In the listing below, pick out lines with "pound".

================================

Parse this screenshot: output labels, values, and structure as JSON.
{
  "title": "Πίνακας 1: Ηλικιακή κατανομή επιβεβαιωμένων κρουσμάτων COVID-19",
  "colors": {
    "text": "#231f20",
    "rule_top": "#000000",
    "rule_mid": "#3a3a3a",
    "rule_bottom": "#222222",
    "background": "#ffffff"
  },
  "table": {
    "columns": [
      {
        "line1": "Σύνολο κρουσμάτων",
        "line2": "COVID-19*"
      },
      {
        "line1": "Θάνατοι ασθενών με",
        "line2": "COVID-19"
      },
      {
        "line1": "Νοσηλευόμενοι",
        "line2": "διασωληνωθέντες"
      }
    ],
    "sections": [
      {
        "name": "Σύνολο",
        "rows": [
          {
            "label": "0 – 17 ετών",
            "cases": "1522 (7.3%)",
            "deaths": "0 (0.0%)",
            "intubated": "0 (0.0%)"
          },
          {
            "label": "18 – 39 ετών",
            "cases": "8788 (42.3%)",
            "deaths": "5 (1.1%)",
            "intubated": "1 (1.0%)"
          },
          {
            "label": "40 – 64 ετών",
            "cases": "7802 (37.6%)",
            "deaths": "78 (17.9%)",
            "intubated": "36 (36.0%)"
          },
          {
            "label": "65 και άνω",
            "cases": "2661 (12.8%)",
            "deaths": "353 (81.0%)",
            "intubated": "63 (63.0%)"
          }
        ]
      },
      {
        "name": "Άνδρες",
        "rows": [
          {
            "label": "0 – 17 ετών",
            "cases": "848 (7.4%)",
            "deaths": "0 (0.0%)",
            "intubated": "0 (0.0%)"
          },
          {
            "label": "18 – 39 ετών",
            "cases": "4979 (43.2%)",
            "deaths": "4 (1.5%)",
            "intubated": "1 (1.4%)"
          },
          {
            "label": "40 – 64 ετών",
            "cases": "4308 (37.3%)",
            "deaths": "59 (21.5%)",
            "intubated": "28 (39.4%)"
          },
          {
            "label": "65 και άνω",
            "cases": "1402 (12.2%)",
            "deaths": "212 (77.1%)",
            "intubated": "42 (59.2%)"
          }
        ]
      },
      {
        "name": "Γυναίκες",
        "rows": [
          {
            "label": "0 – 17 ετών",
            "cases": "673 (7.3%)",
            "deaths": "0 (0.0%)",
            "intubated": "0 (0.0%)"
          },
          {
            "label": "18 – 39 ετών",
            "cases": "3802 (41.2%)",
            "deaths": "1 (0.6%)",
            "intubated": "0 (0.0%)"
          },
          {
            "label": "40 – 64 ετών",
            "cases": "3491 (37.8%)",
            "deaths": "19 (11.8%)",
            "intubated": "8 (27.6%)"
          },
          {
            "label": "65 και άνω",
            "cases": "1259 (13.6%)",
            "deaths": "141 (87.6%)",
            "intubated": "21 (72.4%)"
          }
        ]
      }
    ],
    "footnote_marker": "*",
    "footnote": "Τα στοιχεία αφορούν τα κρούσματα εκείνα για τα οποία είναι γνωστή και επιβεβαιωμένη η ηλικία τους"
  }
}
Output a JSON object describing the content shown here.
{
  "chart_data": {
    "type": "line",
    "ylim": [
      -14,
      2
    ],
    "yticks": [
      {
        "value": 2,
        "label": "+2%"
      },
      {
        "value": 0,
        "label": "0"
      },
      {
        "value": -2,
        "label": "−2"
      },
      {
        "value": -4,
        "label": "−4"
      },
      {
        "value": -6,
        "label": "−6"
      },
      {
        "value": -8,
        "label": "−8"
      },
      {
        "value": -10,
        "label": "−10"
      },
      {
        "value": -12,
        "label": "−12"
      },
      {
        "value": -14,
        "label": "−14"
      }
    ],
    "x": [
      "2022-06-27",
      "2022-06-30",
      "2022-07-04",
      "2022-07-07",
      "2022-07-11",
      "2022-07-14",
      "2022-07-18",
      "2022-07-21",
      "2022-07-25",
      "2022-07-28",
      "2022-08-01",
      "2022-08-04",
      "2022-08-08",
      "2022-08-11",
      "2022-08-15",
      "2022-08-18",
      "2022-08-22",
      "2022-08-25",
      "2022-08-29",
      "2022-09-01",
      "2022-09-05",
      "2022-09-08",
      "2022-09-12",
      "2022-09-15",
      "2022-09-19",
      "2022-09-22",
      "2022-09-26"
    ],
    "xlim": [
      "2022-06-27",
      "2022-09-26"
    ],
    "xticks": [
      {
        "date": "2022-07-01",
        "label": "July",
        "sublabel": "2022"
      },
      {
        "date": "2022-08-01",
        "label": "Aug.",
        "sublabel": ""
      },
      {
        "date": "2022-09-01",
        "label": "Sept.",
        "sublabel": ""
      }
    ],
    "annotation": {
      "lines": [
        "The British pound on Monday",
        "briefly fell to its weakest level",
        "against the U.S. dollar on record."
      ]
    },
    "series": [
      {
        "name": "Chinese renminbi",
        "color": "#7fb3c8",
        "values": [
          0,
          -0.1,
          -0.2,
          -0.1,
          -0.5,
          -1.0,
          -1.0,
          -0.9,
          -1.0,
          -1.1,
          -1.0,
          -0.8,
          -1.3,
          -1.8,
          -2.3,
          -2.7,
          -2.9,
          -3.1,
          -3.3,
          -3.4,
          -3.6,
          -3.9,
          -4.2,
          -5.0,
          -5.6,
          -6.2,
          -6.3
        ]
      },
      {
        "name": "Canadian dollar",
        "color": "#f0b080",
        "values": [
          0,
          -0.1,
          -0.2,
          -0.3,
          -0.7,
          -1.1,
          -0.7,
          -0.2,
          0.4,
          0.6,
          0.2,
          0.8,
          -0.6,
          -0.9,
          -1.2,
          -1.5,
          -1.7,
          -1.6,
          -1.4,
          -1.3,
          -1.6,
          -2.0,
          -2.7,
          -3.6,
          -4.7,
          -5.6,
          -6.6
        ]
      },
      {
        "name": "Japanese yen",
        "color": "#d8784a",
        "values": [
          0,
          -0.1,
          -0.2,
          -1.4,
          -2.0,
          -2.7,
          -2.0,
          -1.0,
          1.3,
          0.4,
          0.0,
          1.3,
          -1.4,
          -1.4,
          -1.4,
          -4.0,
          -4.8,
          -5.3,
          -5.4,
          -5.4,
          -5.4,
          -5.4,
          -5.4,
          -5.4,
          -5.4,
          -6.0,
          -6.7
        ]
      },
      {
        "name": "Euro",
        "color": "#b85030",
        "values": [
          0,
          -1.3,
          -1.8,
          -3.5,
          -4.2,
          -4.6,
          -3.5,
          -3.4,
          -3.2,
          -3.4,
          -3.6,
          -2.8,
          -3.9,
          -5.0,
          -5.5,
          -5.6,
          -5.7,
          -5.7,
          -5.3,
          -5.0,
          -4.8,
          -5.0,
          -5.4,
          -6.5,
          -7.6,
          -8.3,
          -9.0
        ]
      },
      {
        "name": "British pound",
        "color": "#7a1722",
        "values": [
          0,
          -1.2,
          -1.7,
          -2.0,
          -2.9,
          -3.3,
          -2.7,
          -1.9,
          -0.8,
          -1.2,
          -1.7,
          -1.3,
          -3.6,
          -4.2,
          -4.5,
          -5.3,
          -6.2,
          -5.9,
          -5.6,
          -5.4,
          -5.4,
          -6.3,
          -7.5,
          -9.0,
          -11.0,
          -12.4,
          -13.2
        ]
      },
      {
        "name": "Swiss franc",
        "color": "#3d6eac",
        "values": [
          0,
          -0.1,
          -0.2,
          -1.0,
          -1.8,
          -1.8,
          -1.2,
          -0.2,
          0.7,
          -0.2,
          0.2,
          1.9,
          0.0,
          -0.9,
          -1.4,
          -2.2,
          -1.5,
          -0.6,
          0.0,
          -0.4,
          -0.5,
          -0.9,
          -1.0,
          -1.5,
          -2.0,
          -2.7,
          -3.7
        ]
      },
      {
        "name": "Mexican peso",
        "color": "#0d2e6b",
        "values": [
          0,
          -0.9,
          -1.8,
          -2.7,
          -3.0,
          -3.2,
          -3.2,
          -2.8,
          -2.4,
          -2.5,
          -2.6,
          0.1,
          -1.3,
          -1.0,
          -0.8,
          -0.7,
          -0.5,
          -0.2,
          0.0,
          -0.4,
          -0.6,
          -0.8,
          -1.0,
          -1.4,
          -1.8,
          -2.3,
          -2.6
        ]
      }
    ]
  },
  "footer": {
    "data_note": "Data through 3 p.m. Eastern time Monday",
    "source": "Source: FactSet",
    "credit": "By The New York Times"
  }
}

================================

(Complete response):
        "The British pound on Monday",
        "name": "British pound",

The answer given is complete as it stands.